= INSTRUCTIONS FOR THE TASK =
Collect from the data below each line with "essais".

= DATA ENTRIES =
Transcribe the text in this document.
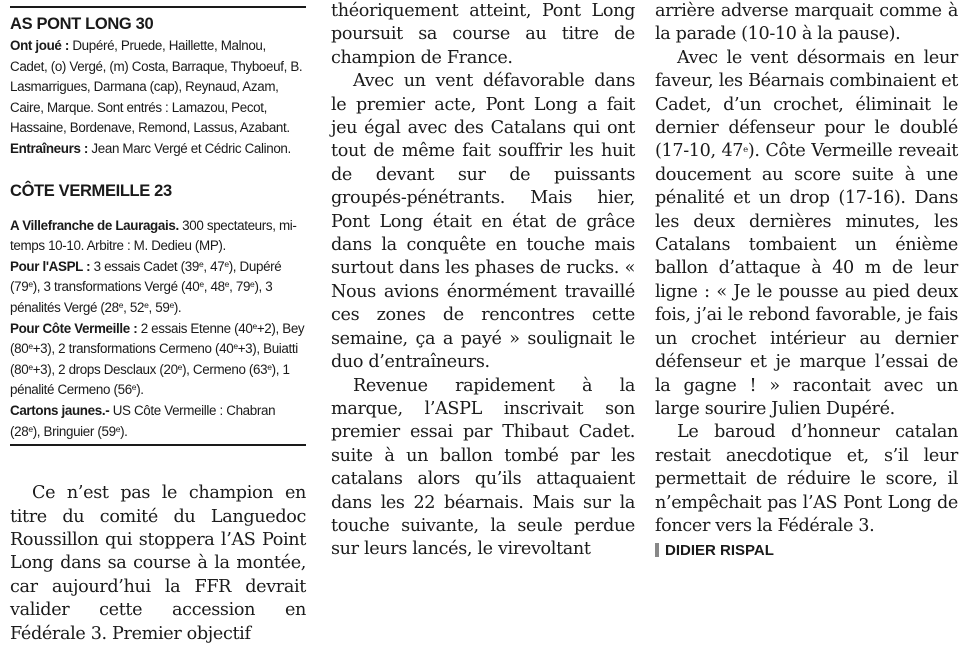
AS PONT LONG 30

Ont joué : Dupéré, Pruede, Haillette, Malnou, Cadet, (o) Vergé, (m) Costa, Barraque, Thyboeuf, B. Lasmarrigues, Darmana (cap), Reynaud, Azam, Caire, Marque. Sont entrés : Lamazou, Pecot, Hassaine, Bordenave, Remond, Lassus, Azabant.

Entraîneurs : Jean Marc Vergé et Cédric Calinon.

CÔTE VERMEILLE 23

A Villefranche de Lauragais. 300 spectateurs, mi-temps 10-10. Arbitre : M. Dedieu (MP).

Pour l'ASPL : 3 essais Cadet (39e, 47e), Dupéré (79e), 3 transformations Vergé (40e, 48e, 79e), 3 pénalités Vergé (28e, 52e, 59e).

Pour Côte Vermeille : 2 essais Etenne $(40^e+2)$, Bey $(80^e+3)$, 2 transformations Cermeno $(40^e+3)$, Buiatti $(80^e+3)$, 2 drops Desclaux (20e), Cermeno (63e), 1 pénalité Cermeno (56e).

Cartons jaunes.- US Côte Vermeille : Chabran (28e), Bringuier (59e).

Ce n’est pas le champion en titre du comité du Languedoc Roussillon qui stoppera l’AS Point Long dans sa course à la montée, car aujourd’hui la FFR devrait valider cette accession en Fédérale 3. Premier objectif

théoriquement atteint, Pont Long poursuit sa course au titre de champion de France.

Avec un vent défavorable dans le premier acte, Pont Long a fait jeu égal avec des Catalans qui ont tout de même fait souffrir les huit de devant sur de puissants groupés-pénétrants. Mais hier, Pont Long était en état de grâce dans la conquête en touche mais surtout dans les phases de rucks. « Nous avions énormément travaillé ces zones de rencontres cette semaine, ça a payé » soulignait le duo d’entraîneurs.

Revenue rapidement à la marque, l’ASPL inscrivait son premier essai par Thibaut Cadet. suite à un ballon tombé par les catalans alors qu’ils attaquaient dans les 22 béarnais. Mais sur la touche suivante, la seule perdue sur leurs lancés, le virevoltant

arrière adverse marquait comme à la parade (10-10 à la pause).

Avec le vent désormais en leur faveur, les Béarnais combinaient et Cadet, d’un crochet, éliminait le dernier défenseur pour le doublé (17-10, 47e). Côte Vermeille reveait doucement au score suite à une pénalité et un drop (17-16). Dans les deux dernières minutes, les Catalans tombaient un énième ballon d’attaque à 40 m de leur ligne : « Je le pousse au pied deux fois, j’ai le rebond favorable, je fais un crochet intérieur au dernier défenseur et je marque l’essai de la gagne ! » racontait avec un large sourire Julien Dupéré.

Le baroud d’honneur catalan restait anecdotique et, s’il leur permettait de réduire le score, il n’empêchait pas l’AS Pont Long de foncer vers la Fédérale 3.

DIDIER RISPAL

= RESPONSE FOR THIS EXERCISE =
Pour l'ASPL : 3 essais Cadet (39e, 47e), Dupéré (79e), 3 transformations Vergé (40e, 48e, 79e), 3 pénalités Vergé (28e, 52e, 59e).
Pour Côte Vermeille : 2 essais Etenne $(40^e+2)$, Bey $(80^e+3)$, 2 transformations Cermeno $(40^e+3)$, Buiatti $(80^e+3)$, 2 drops Desclaux (20e), Cermeno (63e), 1 pénalité Cermeno (56e).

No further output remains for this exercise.